- **TAREFA**: Continue a entrevista abaixo com o cirurgião que voltou a operar em cadeira de rodas, a partir do ponto em que ela termina.

- **TEXTO EXTRAÍDO**:
=======

Em que dia voltou a trabalhar? Como foi?
No dia 28 de agosto de 2008 fiz a minha primeira consulta. Foi muito bom. Depois do dia trabalhado, me senti eu mesmo. No dia 15 de novembro fiz a primeira cirurgia pós-lesão. Uma operação simples, uma fratura de um osso do pé. Foi um sucesso. No meu trabalho, praticamente esqueço que sou cadeirante, realizo pelnamente as minhas atividades. Já fiz 120 cirurgias depois da lesão.


Existem outros cirurgiões  nessa situação?
Sou o único ortopedista no mundo a operar em cadeira de rodas. Há, nos EUA, um cirurgião plástico que também é cadeirante. O melhor foi  que além de voltar a trabalhar, também voltei a estudar. Estou fazendo mestrado em Engenharia Biomédica na UFRJ. Já tinha vontade, mas a minha carga horária de trabalho, antes, não permitia.


O que é mais difícil no seu dia a dia?
Não é fácil. Tive que vir morar com a minha mãe. Mas acho que o mais difícil é a diversão, a falta de acessibilidade. Acabo ficando restrito a shoppings. Ir à praia é complicado, as pessoas te olham com cara de pena e eu não gosto. Restaurantes, são poucos que têm banheiros adaptados. Vou aos jogos do Botafogo, mas só o Engenhão tem acessibilidade. No Maracanã, é um sufoco.


Como é a rotina de fisioterapia?
A rotina de fisioterapia é de umas 5 horas por semana. O custo é muito alto, se não, poderia me dedicar mais. Quando fui baleado, o estado ignorou que isso aconteceu comigo. Eu tive que fechar minha clínica, pagar despesas trabalhistas e o tratamento. Mas a cadeira vai ficar pelo meio do caminho. Eu não aceito a minha condição de cadeirante e vou lutar. Já estou andando nas paralelas.


Qual é a sua relação com a violência, hoje?
Eu sempre soube que a violência existia, tinha contato com ela. Quando trabalhei no Hospital Carlos Chagas, cheguei a operar até sete pessoas, na mesma noite, com fraturas provenientes de tiros. Mas se alguém dissesse que isso aconteceria comigo, não ia acreditar nunca. Com as UPPs, realmente acho que vai haver uma mudança. Não sei se para melhor ou se os bandidos é que vão mudar de lugar. A solução é estrutural. Tem que ser uma mudança de cima para baixo. Primeiro, as leis têm que ser cumpridas.

Você sente raiva dos assaltantes que atiraram em você e na sua esposa?
Eu nunca tinha ficado revoltado, mas quando a minha vida foi ficando mais próxima da normalidade e fui me deparando com dificuldades, em alguns momentos, senti revolta. A vontade que eu tinha era de dar uma surra em quem fez isso comigo. Mas, como sou uma pessoa espiritualizada, peço perdão a Deus e a vontade passa.

=======

- **DADOS EXIBIDOS**:
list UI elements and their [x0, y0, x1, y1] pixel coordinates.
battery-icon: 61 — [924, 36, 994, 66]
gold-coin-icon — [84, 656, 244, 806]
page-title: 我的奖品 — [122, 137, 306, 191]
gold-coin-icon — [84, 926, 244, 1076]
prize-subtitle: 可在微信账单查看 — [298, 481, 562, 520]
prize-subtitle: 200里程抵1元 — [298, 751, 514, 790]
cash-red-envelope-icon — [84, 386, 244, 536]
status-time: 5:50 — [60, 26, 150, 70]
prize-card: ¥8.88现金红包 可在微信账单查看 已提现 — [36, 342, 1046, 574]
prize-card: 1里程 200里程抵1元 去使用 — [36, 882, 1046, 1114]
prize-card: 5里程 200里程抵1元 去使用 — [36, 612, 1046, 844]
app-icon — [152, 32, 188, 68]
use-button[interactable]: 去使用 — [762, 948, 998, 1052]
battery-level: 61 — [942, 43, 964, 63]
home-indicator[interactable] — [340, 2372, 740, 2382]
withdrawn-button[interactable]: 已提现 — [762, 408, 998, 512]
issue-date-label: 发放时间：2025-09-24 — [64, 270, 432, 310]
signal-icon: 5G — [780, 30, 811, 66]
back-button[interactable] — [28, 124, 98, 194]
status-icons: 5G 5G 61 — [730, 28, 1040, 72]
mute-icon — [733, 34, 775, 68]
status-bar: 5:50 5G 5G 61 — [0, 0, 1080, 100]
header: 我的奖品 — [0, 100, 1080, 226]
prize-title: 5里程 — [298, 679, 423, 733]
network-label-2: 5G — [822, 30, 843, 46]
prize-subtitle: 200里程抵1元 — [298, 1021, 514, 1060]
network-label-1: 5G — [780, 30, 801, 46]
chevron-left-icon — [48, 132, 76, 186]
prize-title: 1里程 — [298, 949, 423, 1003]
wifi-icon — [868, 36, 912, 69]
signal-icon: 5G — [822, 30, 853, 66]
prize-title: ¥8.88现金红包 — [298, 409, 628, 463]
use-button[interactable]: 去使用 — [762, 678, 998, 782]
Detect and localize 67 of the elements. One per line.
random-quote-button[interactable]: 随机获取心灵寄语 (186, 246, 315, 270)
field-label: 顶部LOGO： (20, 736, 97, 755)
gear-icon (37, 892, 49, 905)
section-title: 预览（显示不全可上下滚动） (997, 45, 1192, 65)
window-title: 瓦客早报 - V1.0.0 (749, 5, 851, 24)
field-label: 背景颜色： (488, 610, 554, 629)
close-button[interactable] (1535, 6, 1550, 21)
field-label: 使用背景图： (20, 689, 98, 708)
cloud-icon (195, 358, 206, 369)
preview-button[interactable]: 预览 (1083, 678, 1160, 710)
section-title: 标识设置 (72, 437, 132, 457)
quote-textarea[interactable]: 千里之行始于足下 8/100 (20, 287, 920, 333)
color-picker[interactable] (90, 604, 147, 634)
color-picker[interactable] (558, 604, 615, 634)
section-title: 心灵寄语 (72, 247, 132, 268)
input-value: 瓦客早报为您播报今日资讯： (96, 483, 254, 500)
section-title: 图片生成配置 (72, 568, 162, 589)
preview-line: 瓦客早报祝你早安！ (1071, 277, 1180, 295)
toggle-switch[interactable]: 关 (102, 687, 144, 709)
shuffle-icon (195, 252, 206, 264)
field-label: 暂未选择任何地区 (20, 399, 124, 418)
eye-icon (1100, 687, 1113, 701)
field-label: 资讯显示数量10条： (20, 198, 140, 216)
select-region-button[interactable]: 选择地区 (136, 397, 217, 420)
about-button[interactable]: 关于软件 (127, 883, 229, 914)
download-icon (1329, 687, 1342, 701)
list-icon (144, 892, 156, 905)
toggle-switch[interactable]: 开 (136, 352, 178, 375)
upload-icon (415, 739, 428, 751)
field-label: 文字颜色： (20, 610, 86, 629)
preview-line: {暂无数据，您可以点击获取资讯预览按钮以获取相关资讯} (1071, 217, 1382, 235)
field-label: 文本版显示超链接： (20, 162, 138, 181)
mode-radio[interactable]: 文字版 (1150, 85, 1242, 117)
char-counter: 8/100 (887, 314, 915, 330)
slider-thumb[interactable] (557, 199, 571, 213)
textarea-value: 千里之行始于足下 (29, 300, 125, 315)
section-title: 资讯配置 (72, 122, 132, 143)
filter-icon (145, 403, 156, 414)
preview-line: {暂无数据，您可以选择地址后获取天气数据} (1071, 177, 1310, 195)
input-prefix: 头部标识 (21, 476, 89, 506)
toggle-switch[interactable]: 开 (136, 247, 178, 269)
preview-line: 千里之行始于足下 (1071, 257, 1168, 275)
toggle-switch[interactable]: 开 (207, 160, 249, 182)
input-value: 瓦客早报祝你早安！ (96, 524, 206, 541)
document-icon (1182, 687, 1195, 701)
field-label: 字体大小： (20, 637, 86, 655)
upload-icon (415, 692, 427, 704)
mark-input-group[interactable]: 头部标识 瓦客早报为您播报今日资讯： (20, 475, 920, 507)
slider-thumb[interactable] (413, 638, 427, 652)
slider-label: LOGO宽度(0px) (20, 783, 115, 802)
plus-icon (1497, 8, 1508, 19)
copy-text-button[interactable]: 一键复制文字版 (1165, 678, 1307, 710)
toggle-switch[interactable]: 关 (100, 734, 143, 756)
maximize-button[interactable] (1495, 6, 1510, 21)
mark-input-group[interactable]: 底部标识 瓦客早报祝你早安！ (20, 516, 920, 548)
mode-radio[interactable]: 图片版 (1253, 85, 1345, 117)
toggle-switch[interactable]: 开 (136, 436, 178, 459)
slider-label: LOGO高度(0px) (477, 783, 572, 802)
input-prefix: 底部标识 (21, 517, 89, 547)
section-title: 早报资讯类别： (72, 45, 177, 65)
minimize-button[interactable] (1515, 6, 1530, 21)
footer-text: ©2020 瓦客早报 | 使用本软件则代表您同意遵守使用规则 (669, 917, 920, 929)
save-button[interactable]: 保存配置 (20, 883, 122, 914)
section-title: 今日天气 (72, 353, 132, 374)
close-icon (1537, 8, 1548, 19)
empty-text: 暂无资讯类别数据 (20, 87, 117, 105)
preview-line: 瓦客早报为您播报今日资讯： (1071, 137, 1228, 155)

=======

- **RESPOSTA**:
Qual mensagem você deixaria para quem, como você, passa por alguma dificuldade?
O meu recado é para que as pessoas não abandonem seus desejos para que não percam a identidade.

 

Tentativa de assalto aconteceu antes da festa de reveillon

O ortopedista Lídio Toledo Filho, de 37 anos, foi baleado no dia 31 de dezembro de 2007. Ele e a mulher, Silene de Araújo, saíram de casa, na Tijuca, para irem a uma festa de réveillon na casa de um amigo na Barra. Por volta das 22h, o casal estava no Alto da Boa Vista, na altura de um radar de velocidade onde o motorista é obrigado a trafegar a 40km/h, quando quatro bandidos, em duas motos, abordaram o médico, que dirigia um Honda Fit.

Um dos criminosos bateu no carro de Lídio, que teria acelerado quando foi baleado. O ortopedista levou três tiros, assim como a mulher dele. Os assaltantes não levaram nada e conseguiram fugir.  Policiais prenderam, na semana seguinte ao crime, quatro acusados da tentativa de assalto. Um deles, Alan de Assis Mendes, confessou ter atirado no médico e disse que só efetuou o disparo por que Lídio teria a tropelado um dos bandidos na hora da abordagem.

Segundo investigações, o acusado era um dos seguranças de Willian Robocop, então chefe do tráfico no Morro do Borel, na Tijuca, que teria emprestado a arma para ele.

Os outros acusados, Rafael Silva de Oliveira e Diego Antunes de Souza, também foram presos pela polícia. Um menor de idade também foi detido acusado de participação no crime. Ele confessou que tinha a função de abastecer a motocicleta e de vigiar a região para avisar aos comparsas sobre uma possível aproximação da polícia.